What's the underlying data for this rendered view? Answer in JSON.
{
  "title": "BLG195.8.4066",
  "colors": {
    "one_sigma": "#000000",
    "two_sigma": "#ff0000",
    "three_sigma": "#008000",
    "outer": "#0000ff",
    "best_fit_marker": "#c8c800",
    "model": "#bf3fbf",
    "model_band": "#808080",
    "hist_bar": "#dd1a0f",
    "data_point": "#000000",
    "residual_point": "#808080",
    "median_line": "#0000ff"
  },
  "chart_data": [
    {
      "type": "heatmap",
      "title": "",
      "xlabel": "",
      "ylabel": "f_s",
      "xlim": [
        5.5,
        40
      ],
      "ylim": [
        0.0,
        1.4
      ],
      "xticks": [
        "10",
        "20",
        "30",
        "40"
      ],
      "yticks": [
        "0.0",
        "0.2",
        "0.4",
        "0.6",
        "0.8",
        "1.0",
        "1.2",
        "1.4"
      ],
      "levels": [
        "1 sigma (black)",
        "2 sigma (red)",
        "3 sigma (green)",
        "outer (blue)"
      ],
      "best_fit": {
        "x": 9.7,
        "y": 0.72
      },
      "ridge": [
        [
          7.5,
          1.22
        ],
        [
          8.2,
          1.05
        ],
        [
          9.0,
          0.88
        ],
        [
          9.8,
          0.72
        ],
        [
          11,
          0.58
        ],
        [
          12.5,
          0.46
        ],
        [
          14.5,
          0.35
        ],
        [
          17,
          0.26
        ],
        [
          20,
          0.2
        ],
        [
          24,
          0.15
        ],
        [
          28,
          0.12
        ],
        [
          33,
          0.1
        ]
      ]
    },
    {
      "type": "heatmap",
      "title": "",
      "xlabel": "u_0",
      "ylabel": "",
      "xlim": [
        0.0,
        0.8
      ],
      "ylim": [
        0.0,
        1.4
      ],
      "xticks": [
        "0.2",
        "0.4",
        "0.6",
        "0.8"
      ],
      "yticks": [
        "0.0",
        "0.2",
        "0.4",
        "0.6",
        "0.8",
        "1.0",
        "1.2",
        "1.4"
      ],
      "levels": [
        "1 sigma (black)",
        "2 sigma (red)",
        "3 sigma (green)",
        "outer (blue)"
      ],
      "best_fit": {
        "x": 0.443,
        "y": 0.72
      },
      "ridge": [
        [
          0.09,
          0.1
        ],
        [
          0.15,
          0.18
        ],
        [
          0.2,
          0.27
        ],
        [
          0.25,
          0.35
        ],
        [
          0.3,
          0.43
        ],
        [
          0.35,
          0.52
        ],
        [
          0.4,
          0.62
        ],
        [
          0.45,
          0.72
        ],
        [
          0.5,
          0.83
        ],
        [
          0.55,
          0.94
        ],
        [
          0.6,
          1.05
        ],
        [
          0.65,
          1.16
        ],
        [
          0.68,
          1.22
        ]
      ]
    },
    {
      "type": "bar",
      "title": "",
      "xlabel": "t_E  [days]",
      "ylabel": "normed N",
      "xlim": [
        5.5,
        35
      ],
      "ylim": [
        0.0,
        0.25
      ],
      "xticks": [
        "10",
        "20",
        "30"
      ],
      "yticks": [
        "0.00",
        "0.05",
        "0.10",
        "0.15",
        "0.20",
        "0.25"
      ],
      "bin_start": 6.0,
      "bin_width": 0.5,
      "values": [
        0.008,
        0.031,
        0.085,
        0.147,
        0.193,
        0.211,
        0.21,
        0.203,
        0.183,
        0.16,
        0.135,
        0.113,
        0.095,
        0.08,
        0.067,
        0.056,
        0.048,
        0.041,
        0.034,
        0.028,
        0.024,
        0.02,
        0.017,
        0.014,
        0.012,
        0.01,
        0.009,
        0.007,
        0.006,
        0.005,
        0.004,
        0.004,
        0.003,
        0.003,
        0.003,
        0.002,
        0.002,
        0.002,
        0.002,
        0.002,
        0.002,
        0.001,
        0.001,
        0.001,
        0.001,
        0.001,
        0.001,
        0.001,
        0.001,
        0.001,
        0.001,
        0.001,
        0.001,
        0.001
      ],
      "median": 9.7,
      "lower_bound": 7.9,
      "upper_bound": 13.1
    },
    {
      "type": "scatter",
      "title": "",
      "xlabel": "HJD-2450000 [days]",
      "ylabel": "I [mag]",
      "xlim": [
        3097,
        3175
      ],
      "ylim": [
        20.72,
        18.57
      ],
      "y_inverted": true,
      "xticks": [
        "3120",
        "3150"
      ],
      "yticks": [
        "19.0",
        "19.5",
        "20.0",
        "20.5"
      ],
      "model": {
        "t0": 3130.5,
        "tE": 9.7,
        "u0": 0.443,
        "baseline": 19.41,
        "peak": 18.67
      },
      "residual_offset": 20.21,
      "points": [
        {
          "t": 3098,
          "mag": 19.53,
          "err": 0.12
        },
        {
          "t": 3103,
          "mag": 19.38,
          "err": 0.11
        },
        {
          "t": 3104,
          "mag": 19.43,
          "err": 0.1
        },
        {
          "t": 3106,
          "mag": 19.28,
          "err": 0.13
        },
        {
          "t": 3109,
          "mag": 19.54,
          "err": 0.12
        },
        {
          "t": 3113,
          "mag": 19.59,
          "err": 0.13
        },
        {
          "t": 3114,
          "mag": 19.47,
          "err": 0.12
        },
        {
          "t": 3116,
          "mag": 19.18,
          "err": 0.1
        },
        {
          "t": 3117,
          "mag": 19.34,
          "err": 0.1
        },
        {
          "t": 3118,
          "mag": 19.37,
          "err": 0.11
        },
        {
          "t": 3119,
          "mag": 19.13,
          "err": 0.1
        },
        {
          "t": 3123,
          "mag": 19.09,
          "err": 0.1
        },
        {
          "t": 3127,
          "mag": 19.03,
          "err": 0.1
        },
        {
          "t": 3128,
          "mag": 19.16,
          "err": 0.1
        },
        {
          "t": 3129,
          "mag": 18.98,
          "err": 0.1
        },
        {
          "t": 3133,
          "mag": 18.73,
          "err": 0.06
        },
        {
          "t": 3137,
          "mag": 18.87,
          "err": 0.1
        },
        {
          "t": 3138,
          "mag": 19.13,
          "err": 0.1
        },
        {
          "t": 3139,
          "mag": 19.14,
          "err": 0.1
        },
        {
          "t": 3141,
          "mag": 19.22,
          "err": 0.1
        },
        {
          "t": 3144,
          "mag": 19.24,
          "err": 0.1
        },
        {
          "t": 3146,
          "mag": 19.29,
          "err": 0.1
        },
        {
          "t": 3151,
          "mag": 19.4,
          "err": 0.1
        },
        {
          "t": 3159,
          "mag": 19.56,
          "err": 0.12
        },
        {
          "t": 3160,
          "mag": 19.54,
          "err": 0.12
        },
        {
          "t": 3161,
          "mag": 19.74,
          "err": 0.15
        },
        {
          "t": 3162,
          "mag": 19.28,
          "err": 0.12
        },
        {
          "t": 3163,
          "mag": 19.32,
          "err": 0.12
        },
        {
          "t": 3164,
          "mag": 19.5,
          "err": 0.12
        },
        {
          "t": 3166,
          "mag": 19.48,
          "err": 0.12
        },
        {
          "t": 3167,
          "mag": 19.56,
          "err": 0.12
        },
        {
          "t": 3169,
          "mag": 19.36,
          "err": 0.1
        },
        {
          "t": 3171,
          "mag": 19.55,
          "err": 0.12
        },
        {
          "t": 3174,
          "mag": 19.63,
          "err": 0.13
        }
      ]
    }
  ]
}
##############################
WHAT YOU ARE ASKED TO DO:
Copy each line above that contains the word "days".

EXERCISE RESULT:
      "xlabel": "t_E  [days]",
      "xlabel": "HJD-2450000 [days]",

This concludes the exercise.